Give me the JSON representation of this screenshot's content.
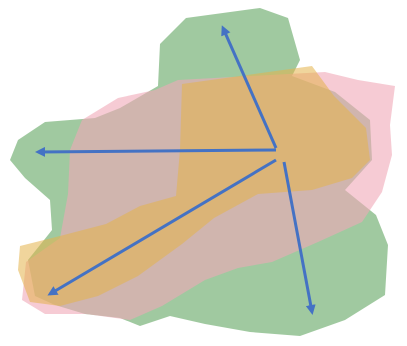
{
  "diagram": {
    "layers": [
      {
        "id": "green",
        "color": "#8fbf8f",
        "opacity": 0.85
      },
      {
        "id": "pink",
        "color": "#f0a9b8",
        "opacity": 0.6
      },
      {
        "id": "yellow",
        "color": "#e4b24a",
        "opacity": 0.55
      }
    ],
    "arrows": {
      "color": "#4472c4",
      "count": 4
    }
  }
}
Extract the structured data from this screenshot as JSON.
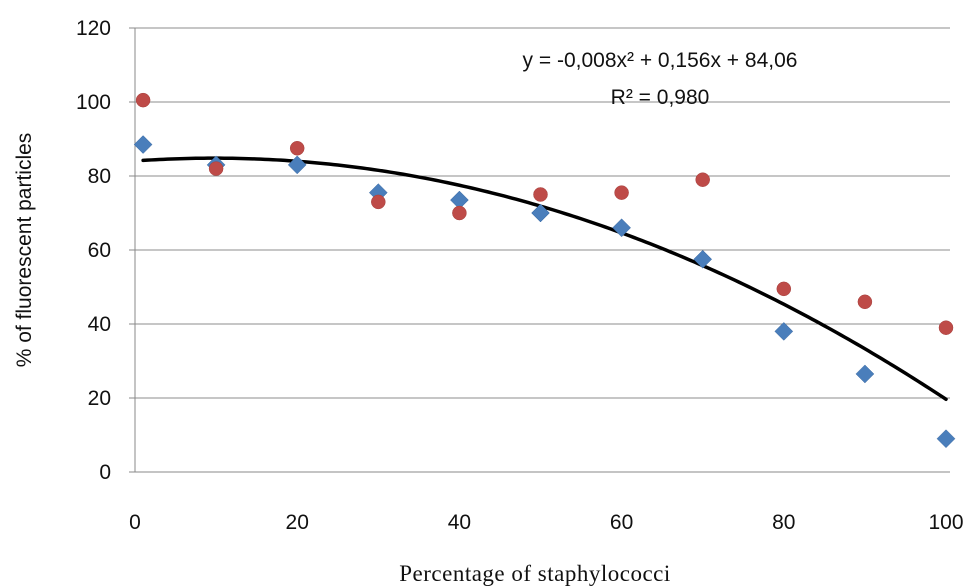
{
  "chart_data": {
    "type": "scatter",
    "title": "",
    "xlabel": "Percentage of staphylococci",
    "ylabel": "% of fluorescent particles",
    "xlim": [
      0,
      100
    ],
    "ylim": [
      0,
      120
    ],
    "x_ticks": [
      0,
      20,
      40,
      60,
      80,
      100
    ],
    "y_ticks": [
      0,
      20,
      40,
      60,
      80,
      100,
      120
    ],
    "grid": "horizontal",
    "legend": "none",
    "series": [
      {
        "marker": "diamond",
        "color": "#4a7ebb",
        "x": [
          1,
          10,
          20,
          30,
          40,
          50,
          60,
          70,
          80,
          90,
          100
        ],
        "y": [
          88.5,
          83,
          83,
          75.5,
          73.5,
          70,
          66,
          57.5,
          38,
          26.5,
          9
        ]
      },
      {
        "marker": "circle",
        "color": "#be4b48",
        "x": [
          1,
          10,
          20,
          30,
          40,
          50,
          60,
          70,
          80,
          90,
          100
        ],
        "y": [
          100.5,
          82,
          87.5,
          73,
          70,
          75,
          75.5,
          79,
          49.5,
          46,
          39
        ]
      }
    ],
    "trendline": {
      "type": "polynomial",
      "color": "#000000",
      "coefficients": [
        -0.008,
        0.156,
        84.06
      ],
      "x_range": [
        1,
        100
      ],
      "equation": "y = -0,008x² + 0,156x + 84,06",
      "r2": "R² = 0,980"
    }
  }
}
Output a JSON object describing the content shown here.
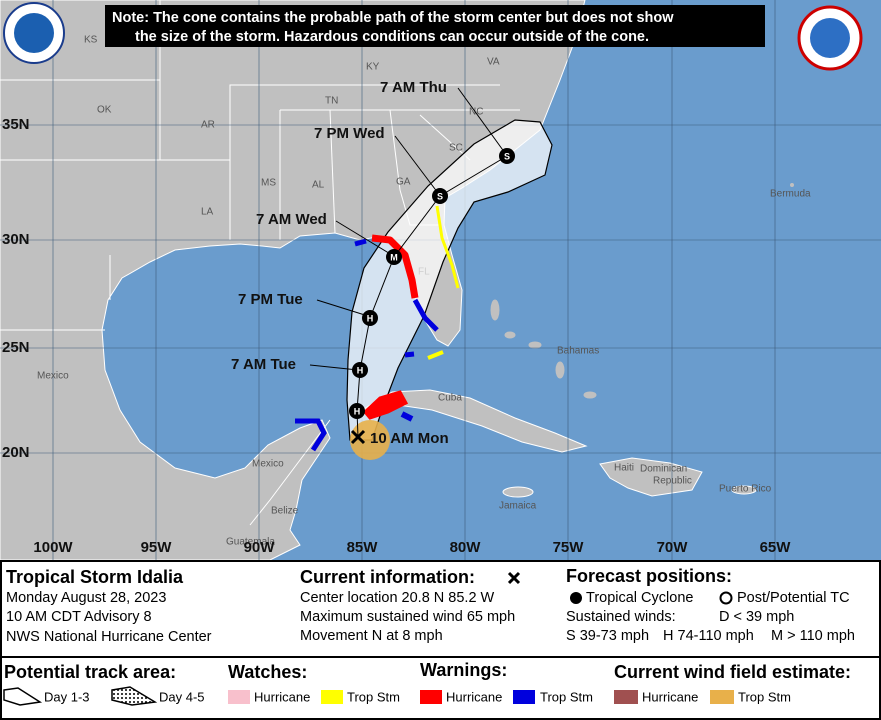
{
  "note": [
    "Note: The cone contains the probable path of the storm center but does not show",
    "the size of the storm. Hazardous conditions can occur outside of the cone."
  ],
  "map": {
    "places": [
      "KS",
      "KY",
      "VA",
      "OK",
      "TN",
      "AR",
      "NC",
      "SC",
      "MS",
      "AL",
      "GA",
      "LA",
      "FL",
      "Bermuda",
      "Bahamas",
      "Cuba",
      "Mexico",
      "Mexico",
      "Haiti",
      "Dominican",
      "Republic",
      "Puerto Rico",
      "Jamaica",
      "Belize",
      "Guatemala"
    ],
    "latitudes": [
      "35N",
      "30N",
      "25N",
      "20N"
    ],
    "longitudes": [
      "100W",
      "95W",
      "90W",
      "85W",
      "80W",
      "75W",
      "70W",
      "65W"
    ]
  },
  "track": {
    "current_label": "10 AM Mon",
    "points": [
      {
        "code": "H"
      },
      {
        "code": "H",
        "label": "7 AM Tue"
      },
      {
        "code": "H",
        "label": "7 PM Tue"
      },
      {
        "code": "M",
        "label": "7 AM Wed"
      },
      {
        "code": "S",
        "label": "7 PM Wed"
      },
      {
        "code": "S",
        "label": "7 AM Thu"
      }
    ]
  },
  "info": {
    "storm": "Tropical Storm Idalia",
    "date": "Monday August 28, 2023",
    "advisory": "10 AM CDT Advisory 8",
    "center": "NWS National Hurricane Center"
  },
  "current": {
    "title": "Current information:",
    "lines": [
      "Center location 20.8 N 85.2 W",
      "Maximum sustained wind 65 mph",
      "Movement N at 8 mph"
    ]
  },
  "forecast": {
    "title": "Forecast positions:",
    "tropical": "Tropical Cyclone",
    "post": "Post/Potential TC",
    "winds_title": "Sustained winds:",
    "winds": [
      "D < 39 mph",
      "S 39-73 mph",
      "H 74-110 mph",
      "M > 110 mph"
    ]
  },
  "legend": {
    "track_title": "Potential track area:",
    "day13": "Day 1-3",
    "day45": "Day 4-5",
    "watches_title": "Watches:",
    "watches": [
      "Hurricane",
      "Trop Stm"
    ],
    "warnings_title": "Warnings:",
    "warnings": [
      "Hurricane",
      "Trop Stm"
    ],
    "wind_title": "Current wind field estimate:",
    "wind": [
      "Hurricane",
      "Trop Stm"
    ]
  }
}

WHAT YOU NEED TO DO:
Reproduce the whole listing above word for word, but not its pictures.

SOLUTION BELOW:
Give me the JSON representation of this screenshot's content.
{
  "diagram": {
    "layers": [
      {
        "id": "green",
        "color": "#8fbf8f",
        "opacity": 0.85
      },
      {
        "id": "pink",
        "color": "#f0a9b8",
        "opacity": 0.6
      },
      {
        "id": "yellow",
        "color": "#e4b24a",
        "opacity": 0.55
      }
    ],
    "arrows": {
      "color": "#4472c4",
      "count": 4
    }
  }
}
Extract the structured data from this screenshot as JSON.
{
  "chart_data": {
    "type": "scatter",
    "title": "",
    "xlabel": "Percentage of staphylococci",
    "ylabel": "% of fluorescent particles",
    "xlim": [
      0,
      100
    ],
    "ylim": [
      0,
      120
    ],
    "x_ticks": [
      0,
      20,
      40,
      60,
      80,
      100
    ],
    "y_ticks": [
      0,
      20,
      40,
      60,
      80,
      100,
      120
    ],
    "grid": "horizontal",
    "legend": "none",
    "series": [
      {
        "marker": "diamond",
        "color": "#4a7ebb",
        "x": [
          1,
          10,
          20,
          30,
          40,
          50,
          60,
          70,
          80,
          90,
          100
        ],
        "y": [
          88.5,
          83,
          83,
          75.5,
          73.5,
          70,
          66,
          57.5,
          38,
          26.5,
          9
        ]
      },
      {
        "marker": "circle",
        "color": "#be4b48",
        "x": [
          1,
          10,
          20,
          30,
          40,
          50,
          60,
          70,
          80,
          90,
          100
        ],
        "y": [
          100.5,
          82,
          87.5,
          73,
          70,
          75,
          75.5,
          79,
          49.5,
          46,
          39
        ]
      }
    ],
    "trendline": {
      "type": "polynomial",
      "color": "#000000",
      "coefficients": [
        -0.008,
        0.156,
        84.06
      ],
      "x_range": [
        1,
        100
      ],
      "equation": "y = -0,008x² + 0,156x + 84,06",
      "r2": "R² = 0,980"
    }
  }
}
Output a JSON object describing the content shown here.
{
  "note": [
    "Note: The cone contains the probable path of the storm center but does not show",
    "the size of the storm. Hazardous conditions can occur outside of the cone."
  ],
  "map": {
    "places": [
      "KS",
      "KY",
      "VA",
      "OK",
      "TN",
      "AR",
      "NC",
      "SC",
      "MS",
      "AL",
      "GA",
      "LA",
      "FL",
      "Bermuda",
      "Bahamas",
      "Cuba",
      "Mexico",
      "Mexico",
      "Haiti",
      "Dominican",
      "Republic",
      "Puerto Rico",
      "Jamaica",
      "Belize",
      "Guatemala"
    ],
    "latitudes": [
      "35N",
      "30N",
      "25N",
      "20N"
    ],
    "longitudes": [
      "100W",
      "95W",
      "90W",
      "85W",
      "80W",
      "75W",
      "70W",
      "65W"
    ]
  },
  "track": {
    "current_label": "10 AM Mon",
    "points": [
      {
        "code": "H"
      },
      {
        "code": "H",
        "label": "7 AM Tue"
      },
      {
        "code": "H",
        "label": "7 PM Tue"
      },
      {
        "code": "M",
        "label": "7 AM Wed"
      },
      {
        "code": "S",
        "label": "7 PM Wed"
      },
      {
        "code": "S",
        "label": "7 AM Thu"
      }
    ]
  },
  "info": {
    "storm": "Tropical Storm Idalia",
    "date": "Monday August 28, 2023",
    "advisory": "10 AM CDT Advisory 8",
    "center": "NWS National Hurricane Center"
  },
  "current": {
    "title": "Current information:",
    "lines": [
      "Center location 20.8 N 85.2 W",
      "Maximum sustained wind 65 mph",
      "Movement N at 8 mph"
    ]
  },
  "forecast": {
    "title": "Forecast positions:",
    "tropical": "Tropical Cyclone",
    "post": "Post/Potential TC",
    "winds_title": "Sustained winds:",
    "winds": [
      "D < 39 mph",
      "S 39-73 mph",
      "H 74-110 mph",
      "M > 110 mph"
    ]
  },
  "legend": {
    "track_title": "Potential track area:",
    "day13": "Day 1-3",
    "day45": "Day 4-5",
    "watches_title": "Watches:",
    "watches": [
      "Hurricane",
      "Trop Stm"
    ],
    "warnings_title": "Warnings:",
    "warnings": [
      "Hurricane",
      "Trop Stm"
    ],
    "wind_title": "Current wind field estimate:",
    "wind": [
      "Hurricane",
      "Trop Stm"
    ]
  }
}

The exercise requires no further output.